Data extracted from a collection:
#####

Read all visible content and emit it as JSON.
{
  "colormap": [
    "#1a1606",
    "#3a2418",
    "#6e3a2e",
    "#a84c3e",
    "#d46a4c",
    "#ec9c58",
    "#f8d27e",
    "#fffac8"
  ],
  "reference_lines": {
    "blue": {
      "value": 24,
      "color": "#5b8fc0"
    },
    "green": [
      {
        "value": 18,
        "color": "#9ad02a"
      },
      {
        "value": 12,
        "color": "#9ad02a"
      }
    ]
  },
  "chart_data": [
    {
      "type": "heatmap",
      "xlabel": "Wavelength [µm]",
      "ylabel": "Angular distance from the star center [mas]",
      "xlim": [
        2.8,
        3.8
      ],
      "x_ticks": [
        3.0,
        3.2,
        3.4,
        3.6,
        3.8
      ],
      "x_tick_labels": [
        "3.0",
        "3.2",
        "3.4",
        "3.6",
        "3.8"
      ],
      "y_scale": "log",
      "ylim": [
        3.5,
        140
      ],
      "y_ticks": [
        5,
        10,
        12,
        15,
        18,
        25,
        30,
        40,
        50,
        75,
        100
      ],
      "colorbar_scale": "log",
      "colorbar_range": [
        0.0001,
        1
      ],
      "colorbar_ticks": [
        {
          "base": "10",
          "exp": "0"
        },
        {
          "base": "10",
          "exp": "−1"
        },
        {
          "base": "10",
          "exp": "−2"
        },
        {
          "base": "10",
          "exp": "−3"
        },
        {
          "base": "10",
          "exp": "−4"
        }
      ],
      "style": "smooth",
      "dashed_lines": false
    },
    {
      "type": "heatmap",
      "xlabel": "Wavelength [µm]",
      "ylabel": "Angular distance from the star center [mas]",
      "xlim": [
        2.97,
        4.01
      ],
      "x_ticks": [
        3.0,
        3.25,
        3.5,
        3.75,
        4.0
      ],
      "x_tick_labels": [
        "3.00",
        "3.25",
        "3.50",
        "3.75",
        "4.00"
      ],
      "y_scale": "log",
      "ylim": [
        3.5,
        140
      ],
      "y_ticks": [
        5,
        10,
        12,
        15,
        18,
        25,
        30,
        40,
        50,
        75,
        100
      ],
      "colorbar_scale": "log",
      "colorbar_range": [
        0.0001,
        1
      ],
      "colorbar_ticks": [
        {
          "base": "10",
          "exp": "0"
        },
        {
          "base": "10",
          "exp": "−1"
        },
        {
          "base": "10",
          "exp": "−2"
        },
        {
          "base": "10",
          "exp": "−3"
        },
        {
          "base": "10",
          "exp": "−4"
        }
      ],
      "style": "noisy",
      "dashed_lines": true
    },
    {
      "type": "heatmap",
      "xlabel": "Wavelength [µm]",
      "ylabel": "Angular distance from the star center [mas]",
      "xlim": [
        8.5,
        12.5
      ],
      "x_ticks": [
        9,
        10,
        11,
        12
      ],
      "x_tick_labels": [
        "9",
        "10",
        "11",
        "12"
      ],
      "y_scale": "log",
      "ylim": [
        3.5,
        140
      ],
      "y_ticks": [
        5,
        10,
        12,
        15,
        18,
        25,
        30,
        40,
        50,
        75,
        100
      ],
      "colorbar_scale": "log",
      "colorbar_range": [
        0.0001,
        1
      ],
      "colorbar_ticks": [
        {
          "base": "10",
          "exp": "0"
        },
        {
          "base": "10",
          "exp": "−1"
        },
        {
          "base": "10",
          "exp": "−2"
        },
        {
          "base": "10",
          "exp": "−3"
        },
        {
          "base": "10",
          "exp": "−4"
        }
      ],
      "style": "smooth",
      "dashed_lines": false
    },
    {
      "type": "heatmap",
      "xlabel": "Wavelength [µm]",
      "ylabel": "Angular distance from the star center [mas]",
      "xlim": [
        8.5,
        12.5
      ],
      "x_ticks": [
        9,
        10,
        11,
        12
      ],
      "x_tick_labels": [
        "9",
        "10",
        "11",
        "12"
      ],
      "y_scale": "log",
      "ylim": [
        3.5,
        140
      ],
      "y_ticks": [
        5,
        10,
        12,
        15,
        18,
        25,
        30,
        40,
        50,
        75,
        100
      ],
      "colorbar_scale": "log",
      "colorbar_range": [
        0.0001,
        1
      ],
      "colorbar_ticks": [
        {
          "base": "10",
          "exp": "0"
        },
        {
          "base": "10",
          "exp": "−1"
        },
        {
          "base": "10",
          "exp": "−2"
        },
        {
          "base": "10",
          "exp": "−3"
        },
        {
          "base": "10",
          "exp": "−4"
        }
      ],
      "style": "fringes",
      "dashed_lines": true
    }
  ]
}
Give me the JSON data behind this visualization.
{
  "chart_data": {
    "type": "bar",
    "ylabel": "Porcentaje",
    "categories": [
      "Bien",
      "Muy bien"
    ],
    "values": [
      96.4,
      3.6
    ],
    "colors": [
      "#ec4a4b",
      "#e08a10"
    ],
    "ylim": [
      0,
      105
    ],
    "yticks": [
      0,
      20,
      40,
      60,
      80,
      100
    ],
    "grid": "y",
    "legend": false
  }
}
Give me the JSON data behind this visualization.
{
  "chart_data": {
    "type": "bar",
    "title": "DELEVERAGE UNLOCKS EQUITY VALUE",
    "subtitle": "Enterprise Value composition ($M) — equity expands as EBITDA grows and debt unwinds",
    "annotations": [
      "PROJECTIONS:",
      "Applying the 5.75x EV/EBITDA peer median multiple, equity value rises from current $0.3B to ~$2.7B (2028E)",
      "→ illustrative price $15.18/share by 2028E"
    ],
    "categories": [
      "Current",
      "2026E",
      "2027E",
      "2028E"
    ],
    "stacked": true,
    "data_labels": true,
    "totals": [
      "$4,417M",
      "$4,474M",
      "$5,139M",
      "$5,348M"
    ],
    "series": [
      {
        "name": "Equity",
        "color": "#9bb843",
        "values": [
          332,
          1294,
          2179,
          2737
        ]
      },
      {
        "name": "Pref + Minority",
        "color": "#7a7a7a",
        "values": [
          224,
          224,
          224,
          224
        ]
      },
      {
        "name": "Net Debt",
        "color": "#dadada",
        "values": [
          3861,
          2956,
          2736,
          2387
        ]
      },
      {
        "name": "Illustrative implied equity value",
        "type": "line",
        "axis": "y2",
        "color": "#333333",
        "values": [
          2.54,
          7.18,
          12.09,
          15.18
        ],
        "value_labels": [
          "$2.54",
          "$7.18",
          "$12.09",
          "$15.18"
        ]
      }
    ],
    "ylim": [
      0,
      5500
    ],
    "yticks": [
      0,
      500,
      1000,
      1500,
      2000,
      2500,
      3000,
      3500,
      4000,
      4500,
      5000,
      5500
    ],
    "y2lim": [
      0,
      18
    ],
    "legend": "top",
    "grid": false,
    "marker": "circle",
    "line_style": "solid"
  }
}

#####

§ Direction: Pull every line containing "true" out of the records.

§ Reply:
      "dashed_lines": true
      "dashed_lines": true
    "stacked": true,
    "data_labels": true,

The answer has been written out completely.